## Task statement:
Set down each record below precisely, skipping the pictures.

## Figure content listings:
--

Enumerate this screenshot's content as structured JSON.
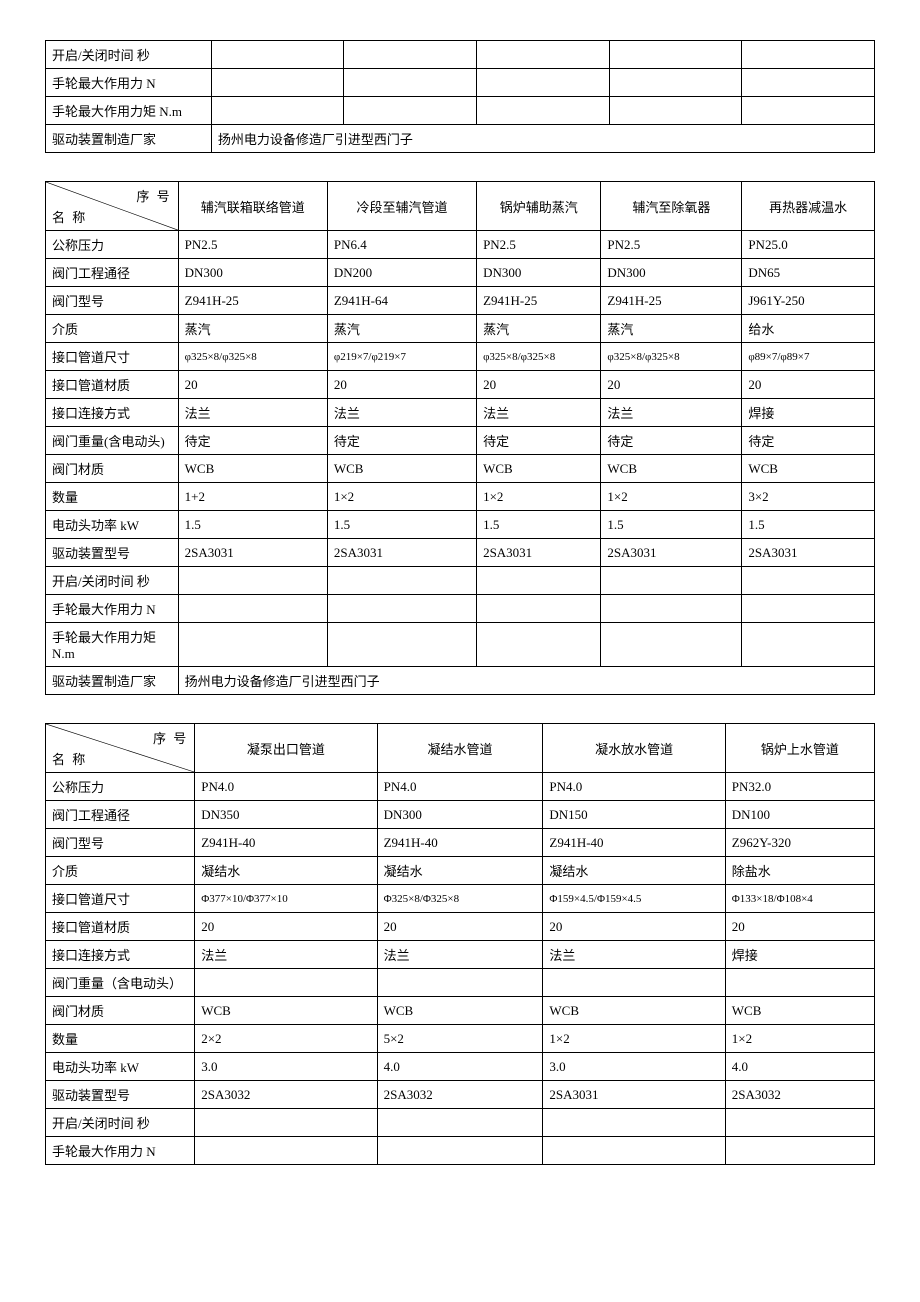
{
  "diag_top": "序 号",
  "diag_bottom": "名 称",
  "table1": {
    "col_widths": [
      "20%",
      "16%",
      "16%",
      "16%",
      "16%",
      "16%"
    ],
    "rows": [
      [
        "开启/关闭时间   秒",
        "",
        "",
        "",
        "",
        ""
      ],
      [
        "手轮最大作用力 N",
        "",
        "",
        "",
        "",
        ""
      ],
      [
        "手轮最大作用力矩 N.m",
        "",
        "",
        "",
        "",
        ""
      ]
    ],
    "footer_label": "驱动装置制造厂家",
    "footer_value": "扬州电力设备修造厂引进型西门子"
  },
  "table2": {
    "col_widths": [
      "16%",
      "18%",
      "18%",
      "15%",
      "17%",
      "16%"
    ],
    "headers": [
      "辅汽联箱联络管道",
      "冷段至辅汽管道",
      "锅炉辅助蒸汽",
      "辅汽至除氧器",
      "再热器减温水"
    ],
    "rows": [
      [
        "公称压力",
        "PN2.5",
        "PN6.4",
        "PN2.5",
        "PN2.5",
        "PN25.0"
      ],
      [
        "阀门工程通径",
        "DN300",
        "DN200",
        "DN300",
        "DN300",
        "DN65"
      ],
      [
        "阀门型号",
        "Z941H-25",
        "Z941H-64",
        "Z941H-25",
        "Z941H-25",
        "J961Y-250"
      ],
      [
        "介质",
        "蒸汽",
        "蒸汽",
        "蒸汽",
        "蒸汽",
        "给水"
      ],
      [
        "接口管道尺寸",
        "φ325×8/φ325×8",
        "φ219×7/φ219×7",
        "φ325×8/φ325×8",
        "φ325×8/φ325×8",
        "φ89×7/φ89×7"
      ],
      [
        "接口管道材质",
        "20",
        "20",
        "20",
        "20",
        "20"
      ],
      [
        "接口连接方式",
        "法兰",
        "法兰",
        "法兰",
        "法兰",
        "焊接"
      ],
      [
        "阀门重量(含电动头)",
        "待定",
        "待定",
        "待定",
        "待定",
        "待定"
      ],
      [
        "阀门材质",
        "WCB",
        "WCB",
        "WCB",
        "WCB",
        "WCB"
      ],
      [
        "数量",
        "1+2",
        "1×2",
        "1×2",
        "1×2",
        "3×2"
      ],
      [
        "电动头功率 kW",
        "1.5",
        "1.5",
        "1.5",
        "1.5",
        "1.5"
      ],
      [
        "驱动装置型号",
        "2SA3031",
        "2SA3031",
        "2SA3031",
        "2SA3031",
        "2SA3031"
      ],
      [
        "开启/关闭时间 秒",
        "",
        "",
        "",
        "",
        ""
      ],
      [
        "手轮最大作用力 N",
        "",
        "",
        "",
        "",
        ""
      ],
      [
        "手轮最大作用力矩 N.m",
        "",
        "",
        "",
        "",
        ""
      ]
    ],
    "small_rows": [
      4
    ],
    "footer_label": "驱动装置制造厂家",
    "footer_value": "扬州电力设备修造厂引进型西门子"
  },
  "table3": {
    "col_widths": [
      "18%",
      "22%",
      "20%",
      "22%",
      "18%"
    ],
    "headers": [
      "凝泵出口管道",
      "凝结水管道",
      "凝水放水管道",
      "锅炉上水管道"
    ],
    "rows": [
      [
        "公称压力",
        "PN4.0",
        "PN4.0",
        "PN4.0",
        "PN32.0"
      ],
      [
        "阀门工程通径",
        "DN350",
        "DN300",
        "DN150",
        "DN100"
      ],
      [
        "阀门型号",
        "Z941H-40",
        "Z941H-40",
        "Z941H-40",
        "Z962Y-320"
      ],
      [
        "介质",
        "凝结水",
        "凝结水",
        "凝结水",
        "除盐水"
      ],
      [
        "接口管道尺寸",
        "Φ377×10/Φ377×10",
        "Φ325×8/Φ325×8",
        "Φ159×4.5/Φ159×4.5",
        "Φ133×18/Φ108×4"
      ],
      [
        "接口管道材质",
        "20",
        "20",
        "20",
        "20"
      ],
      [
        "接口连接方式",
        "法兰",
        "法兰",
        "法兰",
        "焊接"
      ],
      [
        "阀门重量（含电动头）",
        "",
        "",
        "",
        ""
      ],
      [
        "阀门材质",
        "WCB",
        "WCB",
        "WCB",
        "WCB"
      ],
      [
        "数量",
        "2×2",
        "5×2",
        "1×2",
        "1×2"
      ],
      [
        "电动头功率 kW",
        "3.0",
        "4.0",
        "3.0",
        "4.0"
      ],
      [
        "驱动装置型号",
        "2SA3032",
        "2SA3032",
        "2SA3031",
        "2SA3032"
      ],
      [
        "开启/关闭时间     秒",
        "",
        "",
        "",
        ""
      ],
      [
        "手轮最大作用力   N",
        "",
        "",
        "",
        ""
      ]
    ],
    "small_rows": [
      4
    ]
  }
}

--

## Exercise result:
Enumerate this screenshot's content as structured JSON.
{
  "diag_top": "序 号",
  "diag_bottom": "名 称",
  "table1": {
    "col_widths": [
      "20%",
      "16%",
      "16%",
      "16%",
      "16%",
      "16%"
    ],
    "rows": [
      [
        "开启/关闭时间   秒",
        "",
        "",
        "",
        "",
        ""
      ],
      [
        "手轮最大作用力 N",
        "",
        "",
        "",
        "",
        ""
      ],
      [
        "手轮最大作用力矩 N.m",
        "",
        "",
        "",
        "",
        ""
      ]
    ],
    "footer_label": "驱动装置制造厂家",
    "footer_value": "扬州电力设备修造厂引进型西门子"
  },
  "table2": {
    "col_widths": [
      "16%",
      "18%",
      "18%",
      "15%",
      "17%",
      "16%"
    ],
    "headers": [
      "辅汽联箱联络管道",
      "冷段至辅汽管道",
      "锅炉辅助蒸汽",
      "辅汽至除氧器",
      "再热器减温水"
    ],
    "rows": [
      [
        "公称压力",
        "PN2.5",
        "PN6.4",
        "PN2.5",
        "PN2.5",
        "PN25.0"
      ],
      [
        "阀门工程通径",
        "DN300",
        "DN200",
        "DN300",
        "DN300",
        "DN65"
      ],
      [
        "阀门型号",
        "Z941H-25",
        "Z941H-64",
        "Z941H-25",
        "Z941H-25",
        "J961Y-250"
      ],
      [
        "介质",
        "蒸汽",
        "蒸汽",
        "蒸汽",
        "蒸汽",
        "给水"
      ],
      [
        "接口管道尺寸",
        "φ325×8/φ325×8",
        "φ219×7/φ219×7",
        "φ325×8/φ325×8",
        "φ325×8/φ325×8",
        "φ89×7/φ89×7"
      ],
      [
        "接口管道材质",
        "20",
        "20",
        "20",
        "20",
        "20"
      ],
      [
        "接口连接方式",
        "法兰",
        "法兰",
        "法兰",
        "法兰",
        "焊接"
      ],
      [
        "阀门重量(含电动头)",
        "待定",
        "待定",
        "待定",
        "待定",
        "待定"
      ],
      [
        "阀门材质",
        "WCB",
        "WCB",
        "WCB",
        "WCB",
        "WCB"
      ],
      [
        "数量",
        "1+2",
        "1×2",
        "1×2",
        "1×2",
        "3×2"
      ],
      [
        "电动头功率 kW",
        "1.5",
        "1.5",
        "1.5",
        "1.5",
        "1.5"
      ],
      [
        "驱动装置型号",
        "2SA3031",
        "2SA3031",
        "2SA3031",
        "2SA3031",
        "2SA3031"
      ],
      [
        "开启/关闭时间 秒",
        "",
        "",
        "",
        "",
        ""
      ],
      [
        "手轮最大作用力 N",
        "",
        "",
        "",
        "",
        ""
      ],
      [
        "手轮最大作用力矩 N.m",
        "",
        "",
        "",
        "",
        ""
      ]
    ],
    "small_rows": [
      4
    ],
    "footer_label": "驱动装置制造厂家",
    "footer_value": "扬州电力设备修造厂引进型西门子"
  },
  "table3": {
    "col_widths": [
      "18%",
      "22%",
      "20%",
      "22%",
      "18%"
    ],
    "headers": [
      "凝泵出口管道",
      "凝结水管道",
      "凝水放水管道",
      "锅炉上水管道"
    ],
    "rows": [
      [
        "公称压力",
        "PN4.0",
        "PN4.0",
        "PN4.0",
        "PN32.0"
      ],
      [
        "阀门工程通径",
        "DN350",
        "DN300",
        "DN150",
        "DN100"
      ],
      [
        "阀门型号",
        "Z941H-40",
        "Z941H-40",
        "Z941H-40",
        "Z962Y-320"
      ],
      [
        "介质",
        "凝结水",
        "凝结水",
        "凝结水",
        "除盐水"
      ],
      [
        "接口管道尺寸",
        "Φ377×10/Φ377×10",
        "Φ325×8/Φ325×8",
        "Φ159×4.5/Φ159×4.5",
        "Φ133×18/Φ108×4"
      ],
      [
        "接口管道材质",
        "20",
        "20",
        "20",
        "20"
      ],
      [
        "接口连接方式",
        "法兰",
        "法兰",
        "法兰",
        "焊接"
      ],
      [
        "阀门重量（含电动头）",
        "",
        "",
        "",
        ""
      ],
      [
        "阀门材质",
        "WCB",
        "WCB",
        "WCB",
        "WCB"
      ],
      [
        "数量",
        "2×2",
        "5×2",
        "1×2",
        "1×2"
      ],
      [
        "电动头功率 kW",
        "3.0",
        "4.0",
        "3.0",
        "4.0"
      ],
      [
        "驱动装置型号",
        "2SA3032",
        "2SA3032",
        "2SA3031",
        "2SA3032"
      ],
      [
        "开启/关闭时间     秒",
        "",
        "",
        "",
        ""
      ],
      [
        "手轮最大作用力   N",
        "",
        "",
        "",
        ""
      ]
    ],
    "small_rows": [
      4
    ]
  }
}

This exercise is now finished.